* **Required task**: Copy out the lines that include the word "more".

** START **

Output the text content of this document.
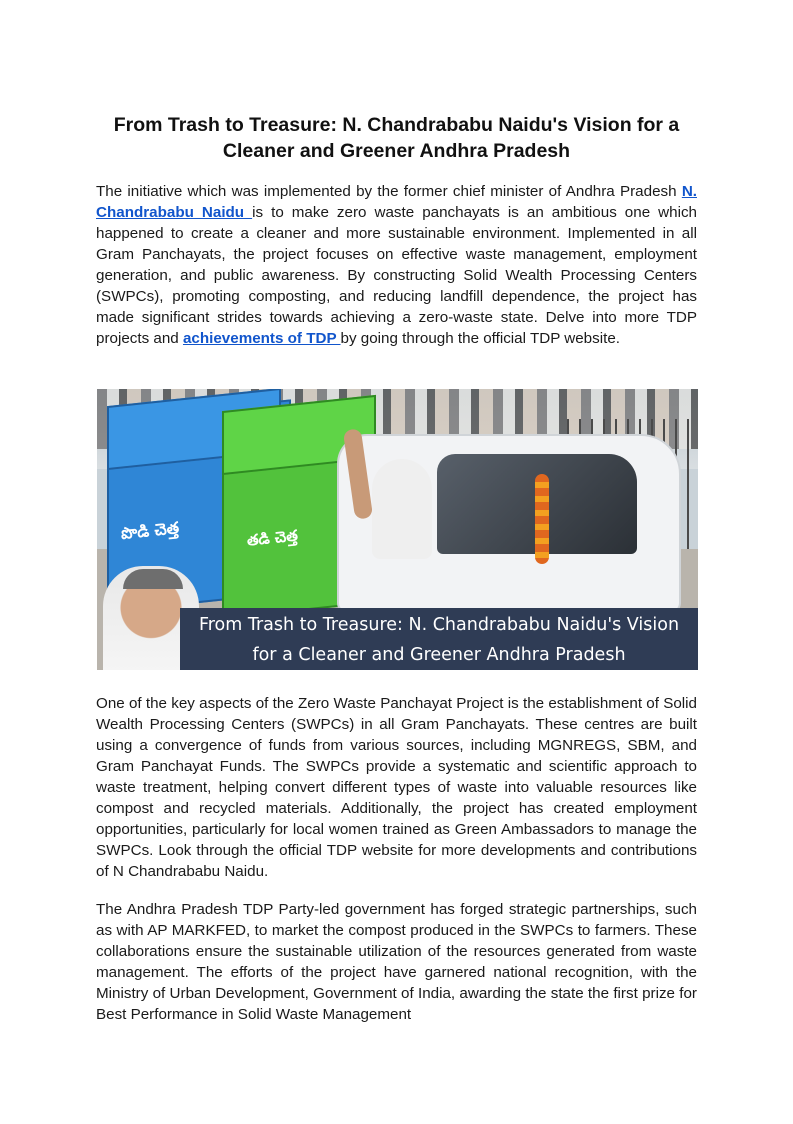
From Trash to Treasure: N. Chandrababu Naidu's Vision for a Cleaner and Greener Andhra Pradesh

The initiative which was implemented by the former chief minister of Andhra Pradesh N. Chandrababu Naidu is to make zero waste panchayats is an ambitious one which happened to create a cleaner and more sustainable environment. Implemented in all Gram Panchayats, the project focuses on effective waste management, employment generation, and public awareness. By constructing Solid Wealth Processing Centers (SWPCs), promoting composting, and reducing landfill dependence, the project has made significant strides towards achieving a zero-waste state. Delve into more TDP projects and achievements of TDP by going through the official TDP website.

పొడి చెత్త	తడి చెత్త
From Trash to Treasure: N. Chandrababu Naidu's Vision
for a Cleaner and Greener Andhra Pradesh

One of the key aspects of the Zero Waste Panchayat Project is the establishment of Solid Wealth Processing Centers (SWPCs) in all Gram Panchayats. These centres are built using a convergence of funds from various sources, including MGNREGS, SBM, and Gram Panchayat Funds. The SWPCs provide a systematic and scientific approach to waste treatment, helping convert different types of waste into valuable resources like compost and recycled materials. Additionally, the project has created employment opportunities, particularly for local women trained as Green Ambassadors to manage the SWPCs. Look through the official TDP website for more developments and contributions of N Chandrababu Naidu.

The Andhra Pradesh TDP Party-led government has forged strategic partnerships, such as with AP MARKFED, to market the compost produced in the SWPCs to farmers. These collaborations ensure the sustainable utilization of the resources generated from waste management. The efforts of the project have garnered national recognition, with the Ministry of Urban Development, Government of India, awarding the state the first prize for Best Performance in Solid Waste Management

** END **

* **Solution below**:
The initiative which was implemented by the former chief minister of Andhra Pradesh N. Chandrababu Naidu is to make zero waste panchayats is an ambitious one which happened to create a cleaner and more sustainable environment. Implemented in all Gram Panchayats, the project focuses on effective waste management, employment generation, and public awareness. By constructing Solid Wealth Processing Centers (SWPCs), promoting composting, and reducing landfill dependence, the project has made significant strides towards achieving a zero-waste state. Delve into more TDP projects and achievements of TDP by going through the official TDP website.
One of the key aspects of the Zero Waste Panchayat Project is the establishment of Solid Wealth Processing Centers (SWPCs) in all Gram Panchayats. These centres are built using a convergence of funds from various sources, including MGNREGS, SBM, and Gram Panchayat Funds. The SWPCs provide a systematic and scientific approach to waste treatment, helping convert different types of waste into valuable resources like compost and recycled materials. Additionally, the project has created employment opportunities, particularly for local women trained as Green Ambassadors to manage the SWPCs. Look through the official TDP website for more developments and contributions of N Chandrababu Naidu.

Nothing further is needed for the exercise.